**** DATASET ENTRIES ****

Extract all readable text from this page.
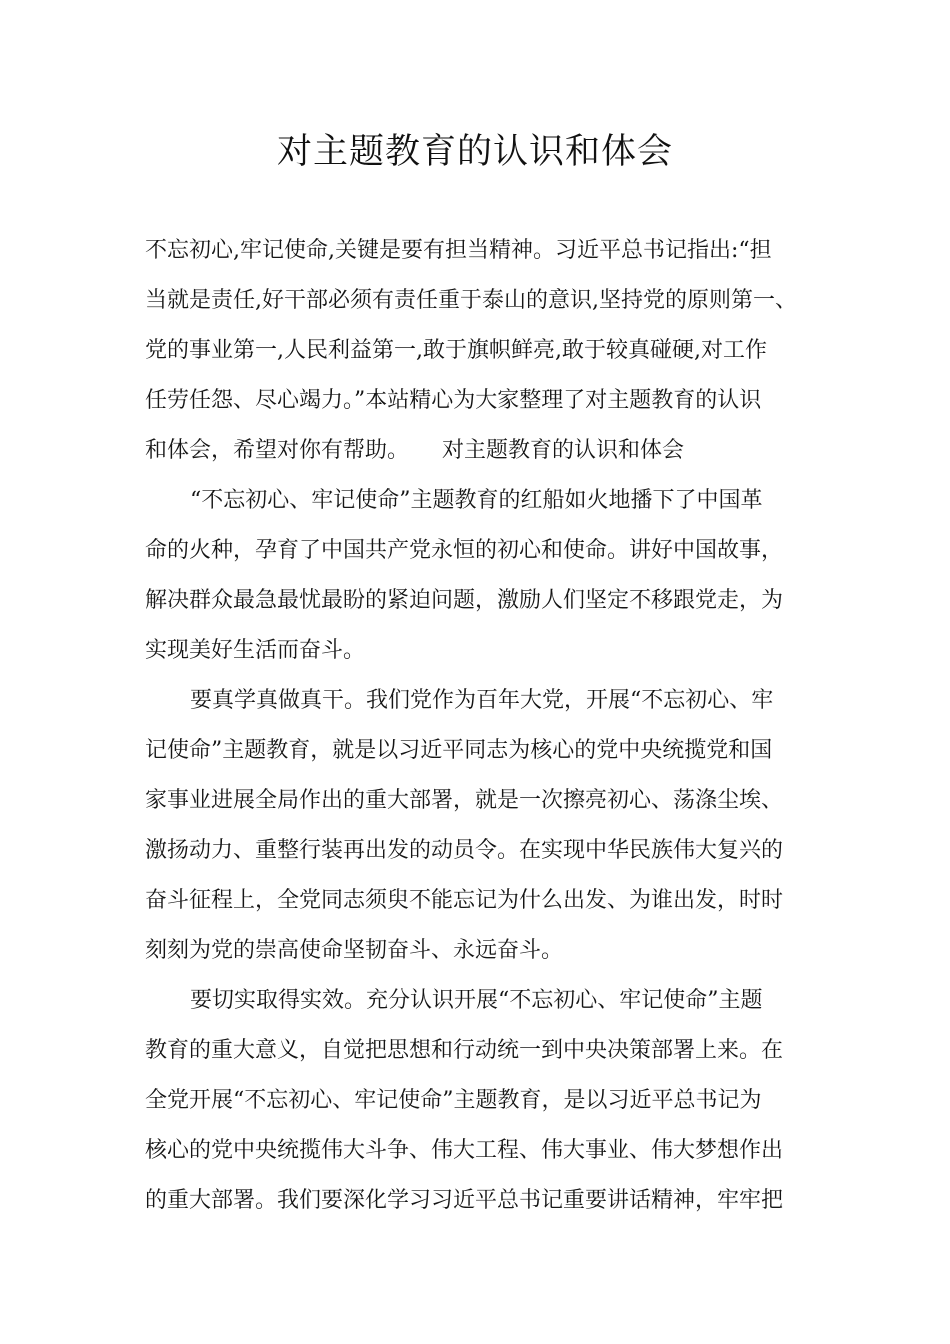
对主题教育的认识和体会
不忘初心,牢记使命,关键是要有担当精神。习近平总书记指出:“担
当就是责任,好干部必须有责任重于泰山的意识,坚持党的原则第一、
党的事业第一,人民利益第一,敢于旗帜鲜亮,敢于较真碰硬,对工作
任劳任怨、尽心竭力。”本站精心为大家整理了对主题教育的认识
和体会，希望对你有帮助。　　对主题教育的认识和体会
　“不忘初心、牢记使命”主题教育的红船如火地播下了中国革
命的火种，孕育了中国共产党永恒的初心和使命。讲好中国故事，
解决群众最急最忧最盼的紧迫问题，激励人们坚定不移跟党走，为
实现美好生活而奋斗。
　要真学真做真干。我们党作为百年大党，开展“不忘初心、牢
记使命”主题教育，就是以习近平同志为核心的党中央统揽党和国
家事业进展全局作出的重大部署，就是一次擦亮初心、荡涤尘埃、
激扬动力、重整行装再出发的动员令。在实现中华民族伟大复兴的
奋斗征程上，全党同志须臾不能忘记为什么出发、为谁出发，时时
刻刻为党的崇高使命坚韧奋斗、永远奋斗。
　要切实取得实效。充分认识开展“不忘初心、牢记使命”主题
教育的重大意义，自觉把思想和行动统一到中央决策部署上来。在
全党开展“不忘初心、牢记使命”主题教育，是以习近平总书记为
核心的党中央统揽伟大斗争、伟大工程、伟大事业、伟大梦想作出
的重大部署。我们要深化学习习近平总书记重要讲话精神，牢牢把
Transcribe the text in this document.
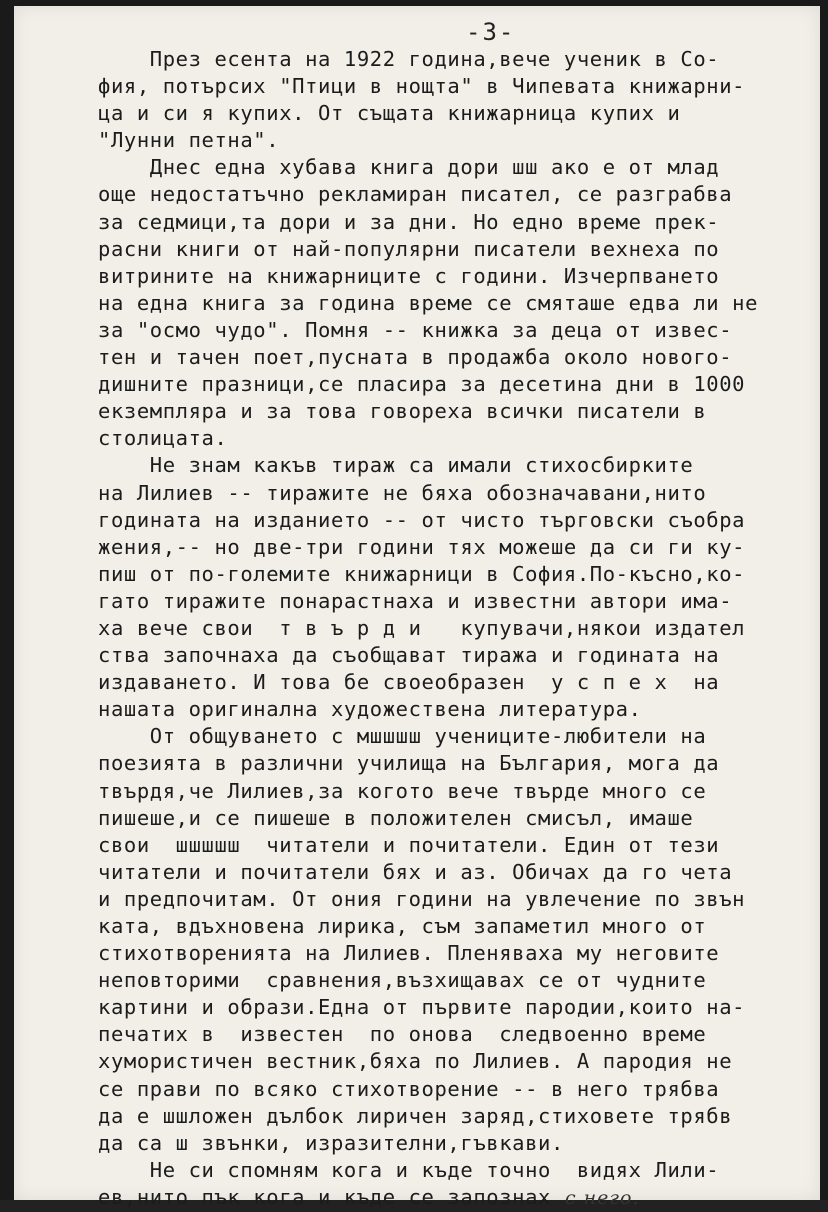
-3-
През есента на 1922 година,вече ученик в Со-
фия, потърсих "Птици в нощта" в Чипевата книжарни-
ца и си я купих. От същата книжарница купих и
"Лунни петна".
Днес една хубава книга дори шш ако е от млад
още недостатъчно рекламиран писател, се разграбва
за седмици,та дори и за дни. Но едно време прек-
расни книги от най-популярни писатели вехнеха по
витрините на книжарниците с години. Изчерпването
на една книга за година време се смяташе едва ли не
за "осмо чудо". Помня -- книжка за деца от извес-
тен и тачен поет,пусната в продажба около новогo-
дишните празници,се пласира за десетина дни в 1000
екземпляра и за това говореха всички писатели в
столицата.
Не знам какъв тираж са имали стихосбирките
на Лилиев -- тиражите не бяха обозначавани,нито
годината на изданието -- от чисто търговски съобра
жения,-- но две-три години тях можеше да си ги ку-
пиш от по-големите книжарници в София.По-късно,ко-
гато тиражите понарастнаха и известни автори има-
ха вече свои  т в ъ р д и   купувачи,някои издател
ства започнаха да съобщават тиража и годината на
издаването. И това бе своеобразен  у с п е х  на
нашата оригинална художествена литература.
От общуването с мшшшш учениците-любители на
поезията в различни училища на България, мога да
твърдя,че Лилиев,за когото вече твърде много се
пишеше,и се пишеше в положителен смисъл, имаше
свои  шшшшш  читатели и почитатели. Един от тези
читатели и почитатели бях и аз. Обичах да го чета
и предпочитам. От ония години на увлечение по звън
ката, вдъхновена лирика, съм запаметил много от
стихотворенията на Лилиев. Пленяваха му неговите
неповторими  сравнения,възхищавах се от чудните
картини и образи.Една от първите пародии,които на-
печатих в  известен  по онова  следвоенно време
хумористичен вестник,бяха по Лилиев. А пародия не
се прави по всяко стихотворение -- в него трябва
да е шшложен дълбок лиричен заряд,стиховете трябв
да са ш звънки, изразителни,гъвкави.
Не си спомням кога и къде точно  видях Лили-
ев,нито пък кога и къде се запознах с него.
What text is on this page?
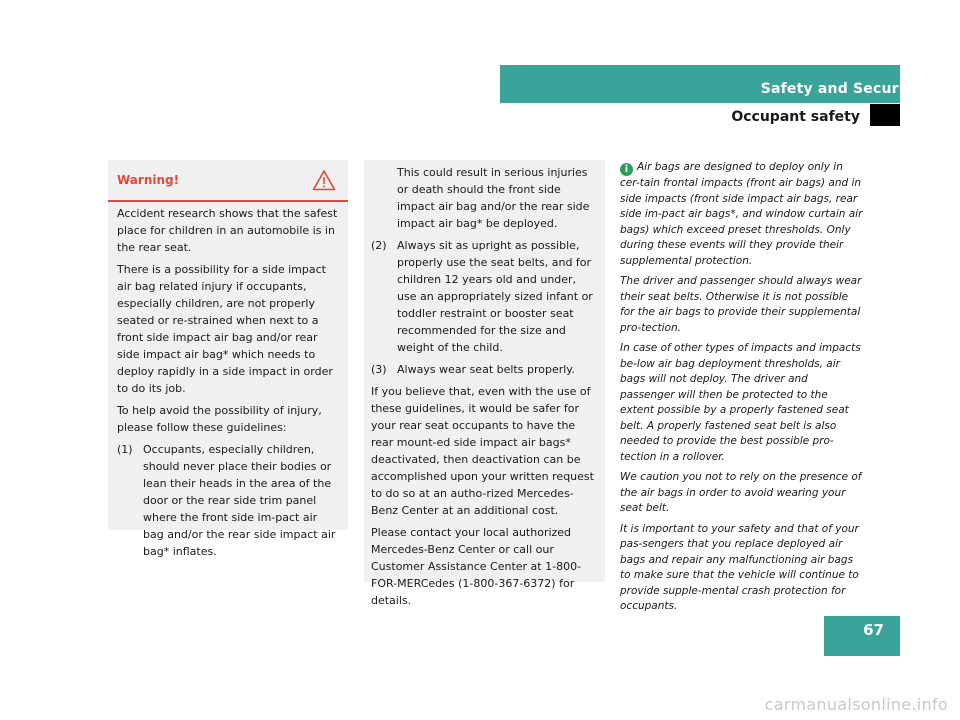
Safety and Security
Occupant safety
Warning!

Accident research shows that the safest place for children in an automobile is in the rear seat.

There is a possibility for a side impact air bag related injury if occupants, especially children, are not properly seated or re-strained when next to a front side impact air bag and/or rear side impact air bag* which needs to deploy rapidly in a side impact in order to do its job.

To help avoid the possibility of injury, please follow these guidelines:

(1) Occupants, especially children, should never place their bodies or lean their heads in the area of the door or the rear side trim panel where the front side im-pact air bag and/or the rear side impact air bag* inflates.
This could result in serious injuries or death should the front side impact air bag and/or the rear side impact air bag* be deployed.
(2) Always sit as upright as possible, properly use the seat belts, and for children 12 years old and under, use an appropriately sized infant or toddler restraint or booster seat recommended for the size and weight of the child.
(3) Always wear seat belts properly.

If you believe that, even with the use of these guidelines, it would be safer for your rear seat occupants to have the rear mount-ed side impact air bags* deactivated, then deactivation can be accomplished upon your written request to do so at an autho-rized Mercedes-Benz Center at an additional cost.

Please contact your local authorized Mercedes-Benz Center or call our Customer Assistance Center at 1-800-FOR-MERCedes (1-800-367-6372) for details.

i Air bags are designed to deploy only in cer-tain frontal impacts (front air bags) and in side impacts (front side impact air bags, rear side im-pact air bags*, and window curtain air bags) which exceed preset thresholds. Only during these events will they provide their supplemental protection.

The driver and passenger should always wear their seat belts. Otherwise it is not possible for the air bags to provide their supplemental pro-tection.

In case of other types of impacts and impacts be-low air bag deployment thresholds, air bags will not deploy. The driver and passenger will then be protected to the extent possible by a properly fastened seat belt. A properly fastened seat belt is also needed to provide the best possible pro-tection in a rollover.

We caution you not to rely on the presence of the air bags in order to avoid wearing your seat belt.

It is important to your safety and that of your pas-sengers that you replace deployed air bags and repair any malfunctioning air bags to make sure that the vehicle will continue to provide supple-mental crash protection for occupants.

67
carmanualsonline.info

****

• TASK DETAILS
Each line above that holds the string "свои" should be copied and shown.

• RESULT
ха вече свои  т в ъ р д и   купувачи,някои издател
свои  шшшшш  читатели и почитатели. Един от тези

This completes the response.